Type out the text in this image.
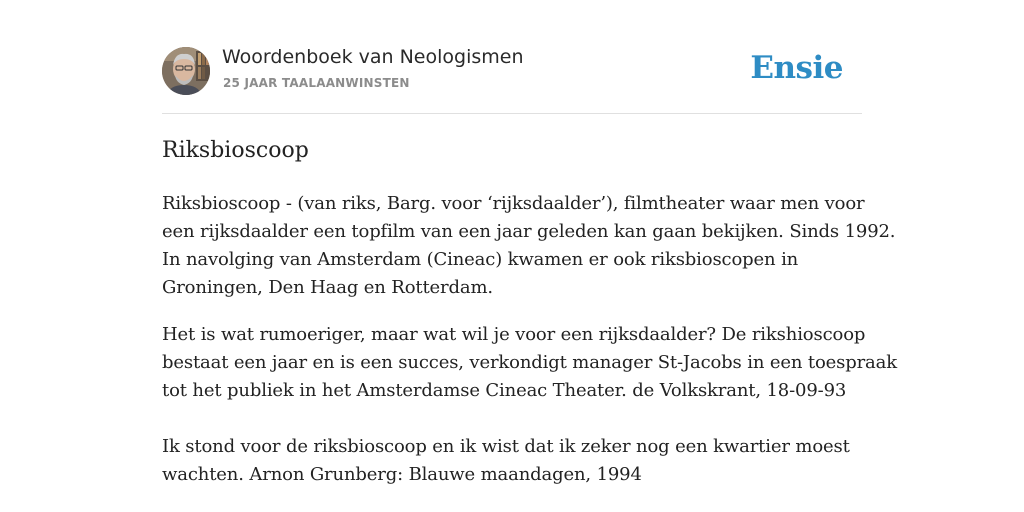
Woordenboek van Neologismen
25 JAAR TAALAANWINSTEN	Ensie
Riksbioscoop

Riksbioscoop - (van riks, Barg. voor ‘rijksdaalder’), filmtheater waar men voor
een rijksdaalder een topfilm van een jaar geleden kan gaan bekijken. Sinds 1992.
In navolging van Amsterdam (Cineac) kwamen er ook riksbioscopen in
Groningen, Den Haag en Rotterdam.

Het is wat rumoeriger, maar wat wil je voor een rijksdaalder? De rikshioscoop
bestaat een jaar en is een succes, verkondigt manager St-Jacobs in een toespraak
tot het publiek in het Amsterdamse Cineac Theater. de Volkskrant, 18-09-93

Ik stond voor de riksbioscoop en ik wist dat ik zeker nog een kwartier moest
wachten. Arnon Grunberg: Blauwe maandagen, 1994
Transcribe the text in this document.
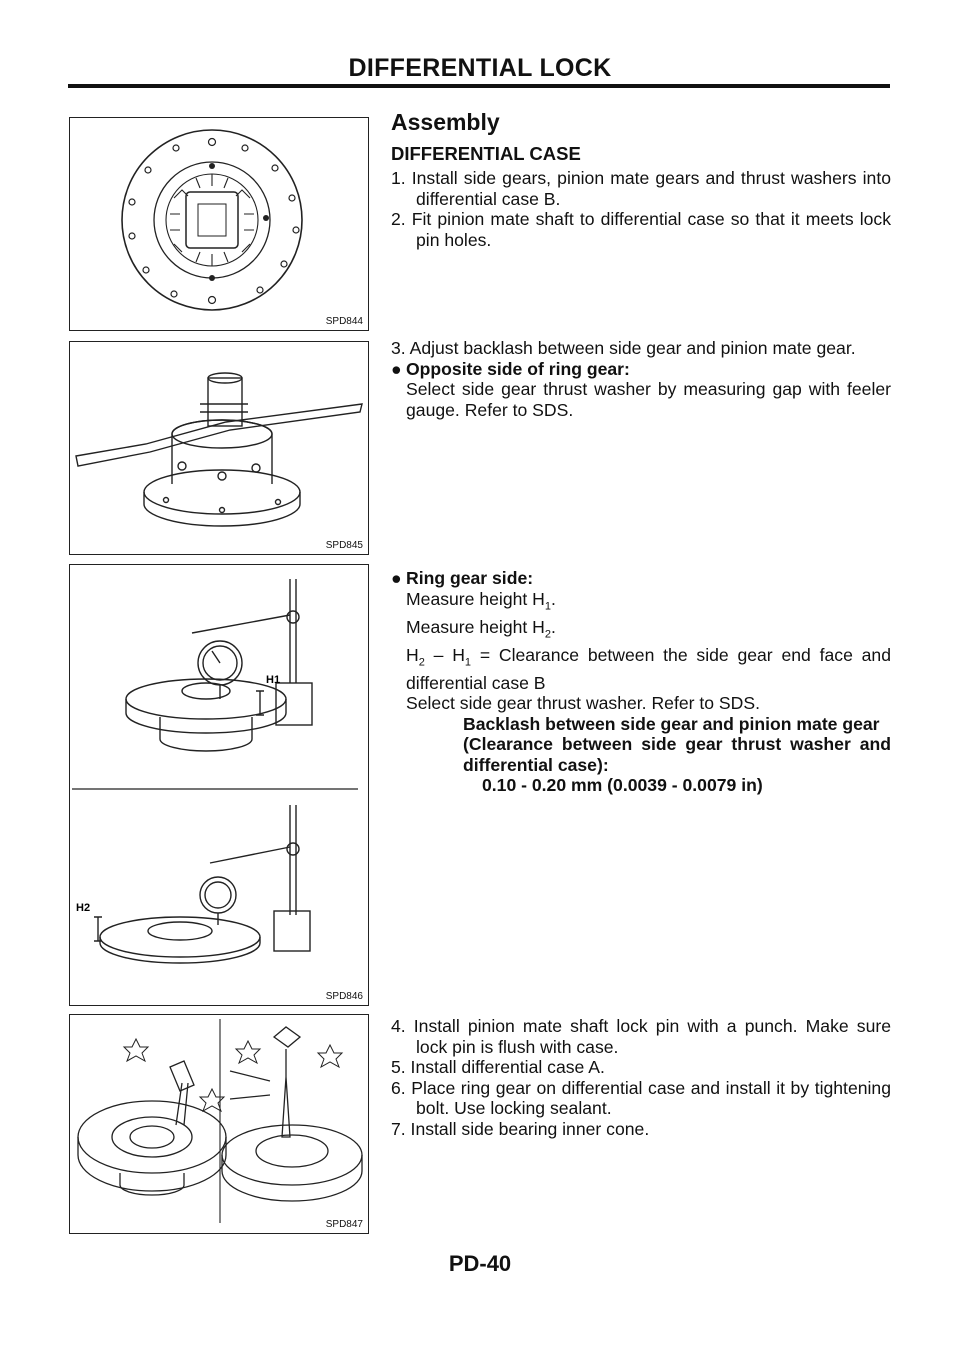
DIFFERENTIAL LOCK
SPD844
SPD845
H1
H2
SPD846
SPD847

Assembly

DIFFERENTIAL CASE

1. Install side gears, pinion mate gears and thrust washers into differential case B.

2. Fit pinion mate shaft to differential case so that it meets lock pin holes.

3. Adjust backlash between side gear and pinion mate gear.

● Opposite side of ring gear:
Select side gear thrust washer by measuring gap with feeler gauge. Refer to SDS.
● Ring gear side:
Measure height $H_1$.
Measure height $H_2$.
$H_2 - H_1$ = Clearance between the side gear end face and differential case B
Select side gear thrust washer. Refer to SDS.
Backlash between side gear and pinion mate gear
(Clearance between side gear thrust washer and differential case):
0.10 - 0.20 mm (0.0039 - 0.0079 in)

4. Install pinion mate shaft lock pin with a punch. Make sure lock pin is flush with case.

5. Install differential case A.

6. Place ring gear on differential case and install it by tightening bolt. Use locking sealant.

7. Install side bearing inner cone.

PD-40
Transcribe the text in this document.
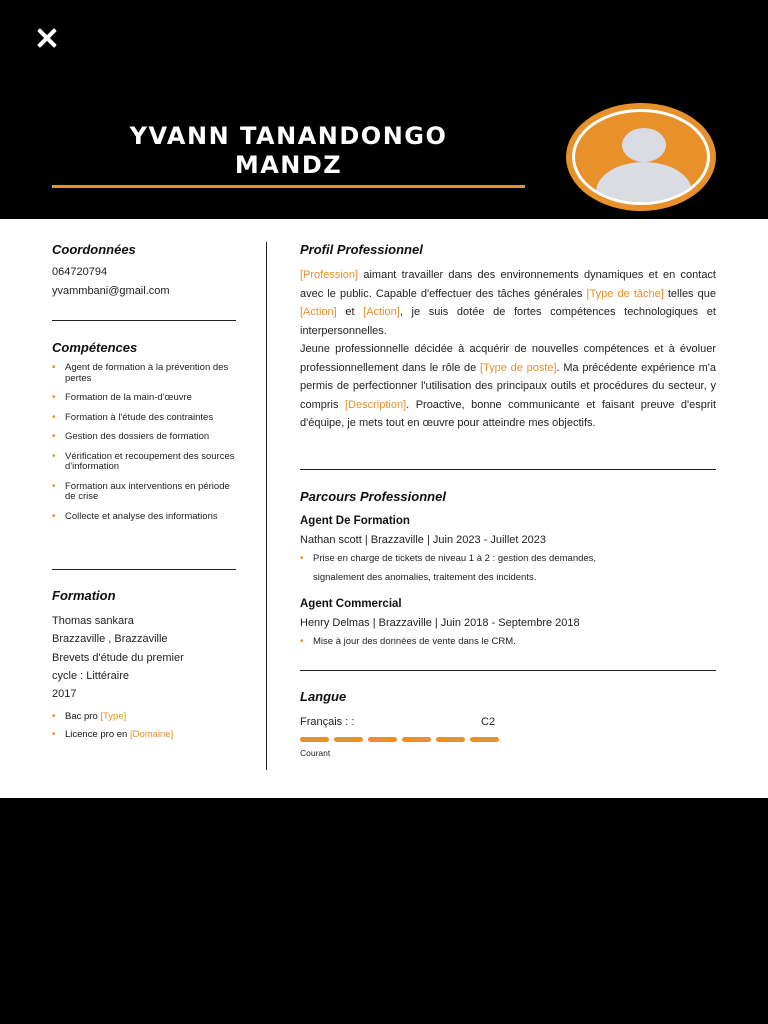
YVANN TANANDONGO
MANDZ
Coordonnées
064720794
yvammbani@gmail.com
Compétences
• Agent de formation à la prévention des pertes
• Formation de la main-d'œuvre
• Formation à l'étude des contraintes
• Gestion des dossiers de formation
• Vérification et recoupement des sources d'information
• Formation aux interventions en période de crise
• Collecte et analyse des informations
Formation
Thomas sankara
Brazzaville , Brazzaville
Brevets d'étude du premier
cycle : Littéraire
2017
• Bac pro [Type]
• Licence pro en [Domaine]
Profil Professionnel
[Profession] aimant travailler dans des environnements dynamiques et en contact avec le public. Capable d'effectuer des tâches générales [Type de tâche] telles que [Action] et [Action], je suis dotée de fortes compétences technologiques et interpersonnelles.
Jeune professionnelle décidée à acquérir de nouvelles compétences et à évoluer professionnellement dans le rôle de [Type de poste]. Ma précédente expérience m'a permis de perfectionner l'utilisation des principaux outils et procédures du secteur, y compris [Description]. Proactive, bonne communicante et faisant preuve d'esprit d'équipe, je mets tout en œuvre pour atteindre mes objectifs.
Parcours Professionnel
Agent De Formation
Nathan scott | Brazzaville | Juin 2023 - Juillet 2023
• Prise en charge de tickets de niveau 1 à 2 : gestion des demandes,
signalement des anomalies, traitement des incidents.
Agent Commercial
Henry Delmas | Brazzaville | Juin 2018 - Septembre 2018
• Mise à jour des données de vente dans le CRM.
Langue
Français : :	C2
Courant
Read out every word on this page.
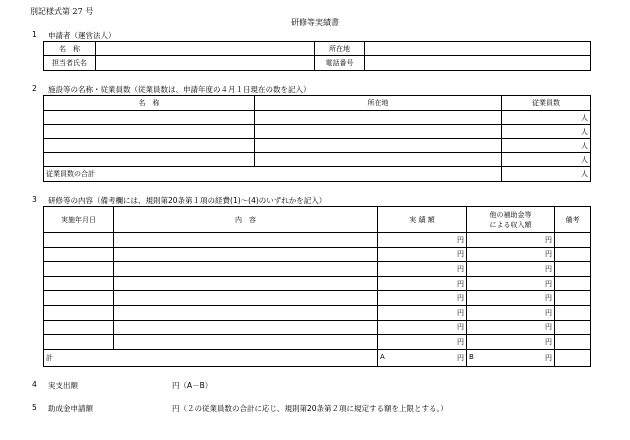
別記様式第 27 号
研修等実績書
1 申請者（運営法人）
名　称		所在地	
担当者氏名		電話番号	
2 施設等の名称・従業員数（従業員数は、申請年度の４月１日現在の数を記入）
名　称	所在地	従業員数
		人
		人
		人
		人
従業員数の合計		人
3 研修等の内容（備考欄には、規則第20条第１項の経費(1)～(4)のいずれかを記入）
実施年月日	内　容	実 績 額	他の補助金等
による収入額	備考
		円	円	
		円	円	
		円	円	
		円	円	
		円	円	
		円	円	
		円	円	
		円	円	
計		A 円	B 円	

4 実支出額	円（A－B）
5 助成金申請額	円（２の従業員数の合計に応じ、規則第20条第２項に規定する額を上限とする。）
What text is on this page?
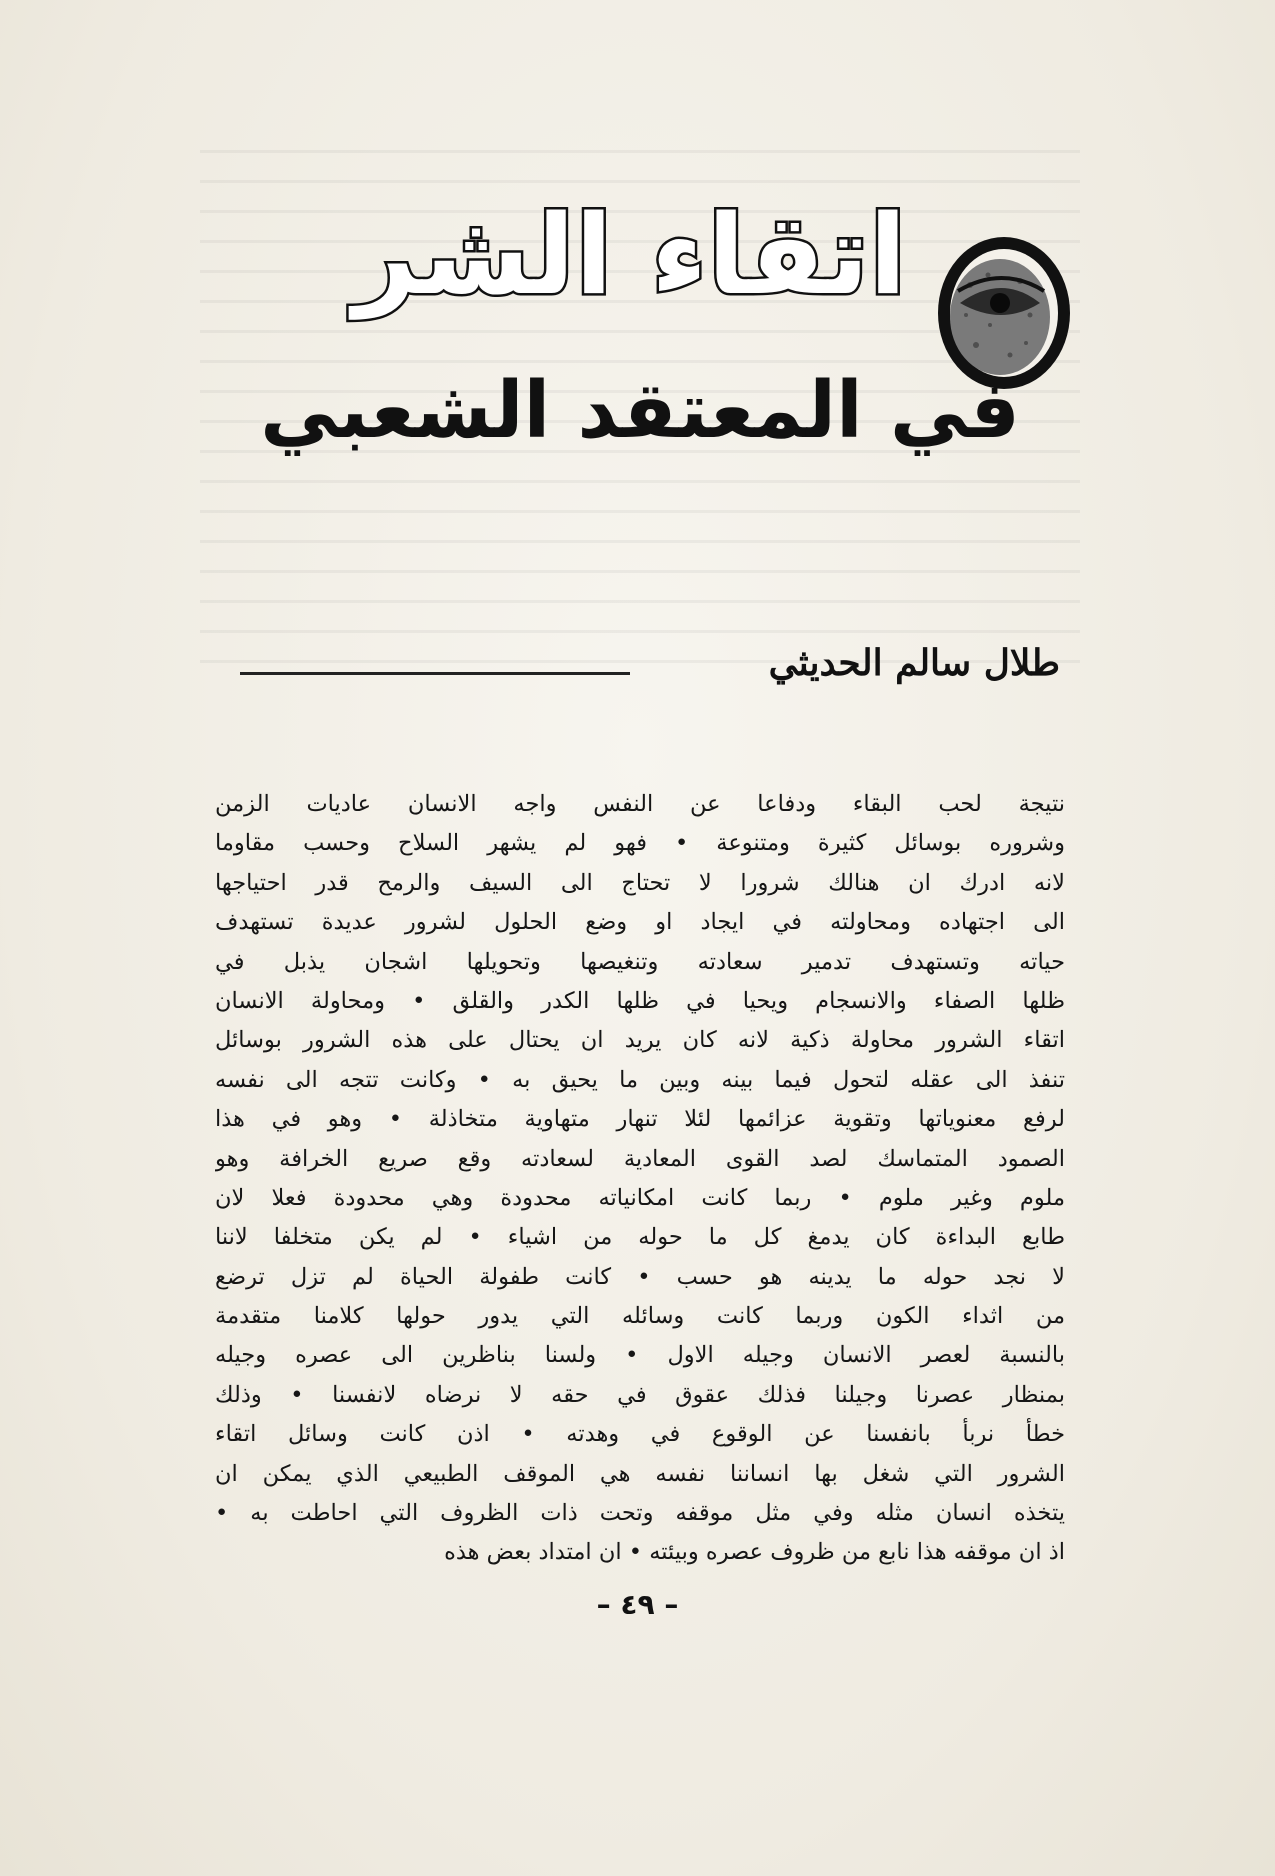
اتقاء الشر
في المعتقد الشعبي
طلال سالم الحديثي
نتيجة لحب البقاء ودفاعا عن النفس واجه الانسان عاديات الزمن
وشروره بوسائل كثيرة ومتنوعة • فهو لم يشهر السلاح وحسب مقاوما
لانه ادرك ان هنالك شرورا لا تحتاج الى السيف والرمح قدر احتياجها
الى اجتهاده ومحاولته في ايجاد او وضع الحلول لشرور عديدة تستهدف
حياته وتستهدف تدمير سعادته وتنغيصها وتحويلها اشجان يذبل في
ظلها الصفاء والانسجام ويحيا في ظلها الكدر والقلق • ومحاولة الانسان
اتقاء الشرور محاولة ذكية لانه كان يريد ان يحتال على هذه الشرور بوسائل
تنفذ الى عقله لتحول فيما بينه وبين ما يحيق به • وكانت تتجه الى نفسه
لرفع معنوياتها وتقوية عزائمها لئلا تنهار متهاوية متخاذلة • وهو في هذا
الصمود المتماسك لصد القوى المعادية لسعادته وقع صريع الخرافة وهو
ملوم وغير ملوم • ربما كانت امكانياته محدودة وهي محدودة فعلا لان
طابع البداءة كان يدمغ كل ما حوله من اشياء • لم يكن متخلفا لاننا
لا نجد حوله ما يدينه هو حسب • كانت طفولة الحياة لم تزل ترضع
من اثداء الكون وربما كانت وسائله التي يدور حولها كلامنا متقدمة
بالنسبة لعصر الانسان وجيله الاول • ولسنا بناظرين الى عصره وجيله
بمنظار عصرنا وجيلنا فذلك عقوق في حقه لا نرضاه لانفسنا • وذلك
خطأ نربأ بانفسنا عن الوقوع في وهدته • اذن كانت وسائل اتقاء
الشرور التي شغل بها انساننا نفسه هي الموقف الطبيعي الذي يمكن ان
يتخذه انسان مثله وفي مثل موقفه وتحت ذات الظروف التي احاطت به •
اذ ان موقفه هذا نابع من ظروف عصره وبيئته • ان امتداد بعض هذه
– ٤٩ –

**TASK DESCRIPTION**
Reproduce the records above exactly, leaving out every picture they contain.

**RESPONSE TO THE EXERCISE**
Type out the text in this image.
Woordenboek van Neologismen
25 JAAR TAALAANWINSTEN	Ensie
Riksbioscoop

Riksbioscoop - (van riks, Barg. voor ‘rijksdaalder’), filmtheater waar men voor
een rijksdaalder een topfilm van een jaar geleden kan gaan bekijken. Sinds 1992.
In navolging van Amsterdam (Cineac) kwamen er ook riksbioscopen in
Groningen, Den Haag en Rotterdam.

Het is wat rumoeriger, maar wat wil je voor een rijksdaalder? De rikshioscoop
bestaat een jaar en is een succes, verkondigt manager St-Jacobs in een toespraak
tot het publiek in het Amsterdamse Cineac Theater. de Volkskrant, 18-09-93

Ik stond voor de riksbioscoop en ik wist dat ik zeker nog een kwartier moest
wachten. Arnon Grunberg: Blauwe maandagen, 1994
Transcribe the text in this document.
DIFFERENTIAL LOCK
SPD844
SPD845
H1
H2
SPD846
SPD847

Assembly

DIFFERENTIAL CASE

1. Install side gears, pinion mate gears and thrust washers into differential case B.

2. Fit pinion mate shaft to differential case so that it meets lock pin holes.

3. Adjust backlash between side gear and pinion mate gear.

● Opposite side of ring gear:
Select side gear thrust washer by measuring gap with feeler gauge. Refer to SDS.
● Ring gear side:
Measure height $H_1$.
Measure height $H_2$.
$H_2 - H_1$ = Clearance between the side gear end face and differential case B
Select side gear thrust washer. Refer to SDS.
Backlash between side gear and pinion mate gear
(Clearance between side gear thrust washer and differential case):
0.10 - 0.20 mm (0.0039 - 0.0079 in)

4. Install pinion mate shaft lock pin with a punch. Make sure lock pin is flush with case.

5. Install differential case A.

6. Place ring gear on differential case and install it by tightening bolt. Use locking sealant.

7. Install side bearing inner cone.

PD-40
Transcribe the text in this document.
YVANN TANANDONGO
MANDZ
Coordonnées
064720794
yvammbani@gmail.com
Compétences
• Agent de formation à la prévention des pertes
• Formation de la main-d'œuvre
• Formation à l'étude des contraintes
• Gestion des dossiers de formation
• Vérification et recoupement des sources d'information
• Formation aux interventions en période de crise
• Collecte et analyse des informations
Formation
Thomas sankara
Brazzaville , Brazzaville
Brevets d'étude du premier
cycle : Littéraire
2017
• Bac pro [Type]
• Licence pro en [Domaine]
Profil Professionnel
[Profession] aimant travailler dans des environnements dynamiques et en contact avec le public. Capable d'effectuer des tâches générales [Type de tâche] telles que [Action] et [Action], je suis dotée de fortes compétences technologiques et interpersonnelles.
Jeune professionnelle décidée à acquérir de nouvelles compétences et à évoluer professionnellement dans le rôle de [Type de poste]. Ma précédente expérience m'a permis de perfectionner l'utilisation des principaux outils et procédures du secteur, y compris [Description]. Proactive, bonne communicante et faisant preuve d'esprit d'équipe, je mets tout en œuvre pour atteindre mes objectifs.
Parcours Professionnel
Agent De Formation
Nathan scott | Brazzaville | Juin 2023 - Juillet 2023
• Prise en charge de tickets de niveau 1 à 2 : gestion des demandes,
signalement des anomalies, traitement des incidents.
Agent Commercial
Henry Delmas | Brazzaville | Juin 2018 - Septembre 2018
• Mise à jour des données de vente dans le CRM.
Langue
Français : :	C2
Courant
Read out every word on this page.
別記様式第 27 号
研修等実績書
1 申請者（運営法人）
名　称		所在地	
担当者氏名		電話番号	
2 施設等の名称・従業員数（従業員数は、申請年度の４月１日現在の数を記入）
名　称	所在地	従業員数
		人
		人
		人
		人
従業員数の合計		人
3 研修等の内容（備考欄には、規則第20条第１項の経費(1)～(4)のいずれかを記入）
実施年月日	内　容	実 績 額	他の補助金等
による収入額	備考
		円	円	
		円	円	
		円	円	
		円	円	
		円	円	
		円	円	
		円	円	
		円	円	
計		A 円	B 円	

4 実支出額	円（A－B）
5 助成金申請額	円（２の従業員数の合計に応じ、規則第20条第２項に規定する額を上限とする。）
What text is on this page?
اتقاء الشر
في المعتقد الشعبي
طلال سالم الحديثي
نتيجة لحب البقاء ودفاعا عن النفس واجه الانسان عاديات الزمن
وشروره بوسائل كثيرة ومتنوعة • فهو لم يشهر السلاح وحسب مقاوما
لانه ادرك ان هنالك شرورا لا تحتاج الى السيف والرمح قدر احتياجها
الى اجتهاده ومحاولته في ايجاد او وضع الحلول لشرور عديدة تستهدف
حياته وتستهدف تدمير سعادته وتنغيصها وتحويلها اشجان يذبل في
ظلها الصفاء والانسجام ويحيا في ظلها الكدر والقلق • ومحاولة الانسان
اتقاء الشرور محاولة ذكية لانه كان يريد ان يحتال على هذه الشرور بوسائل
تنفذ الى عقله لتحول فيما بينه وبين ما يحيق به • وكانت تتجه الى نفسه
لرفع معنوياتها وتقوية عزائمها لئلا تنهار متهاوية متخاذلة • وهو في هذا
الصمود المتماسك لصد القوى المعادية لسعادته وقع صريع الخرافة وهو
ملوم وغير ملوم • ربما كانت امكانياته محدودة وهي محدودة فعلا لان
طابع البداءة كان يدمغ كل ما حوله من اشياء • لم يكن متخلفا لاننا
لا نجد حوله ما يدينه هو حسب • كانت طفولة الحياة لم تزل ترضع
من اثداء الكون وربما كانت وسائله التي يدور حولها كلامنا متقدمة
بالنسبة لعصر الانسان وجيله الاول • ولسنا بناظرين الى عصره وجيله
بمنظار عصرنا وجيلنا فذلك عقوق في حقه لا نرضاه لانفسنا • وذلك
خطأ نربأ بانفسنا عن الوقوع في وهدته • اذن كانت وسائل اتقاء
الشرور التي شغل بها انساننا نفسه هي الموقف الطبيعي الذي يمكن ان
يتخذه انسان مثله وفي مثل موقفه وتحت ذات الظروف التي احاطت به •
اذ ان موقفه هذا نابع من ظروف عصره وبيئته • ان امتداد بعض هذه
– ٤٩ –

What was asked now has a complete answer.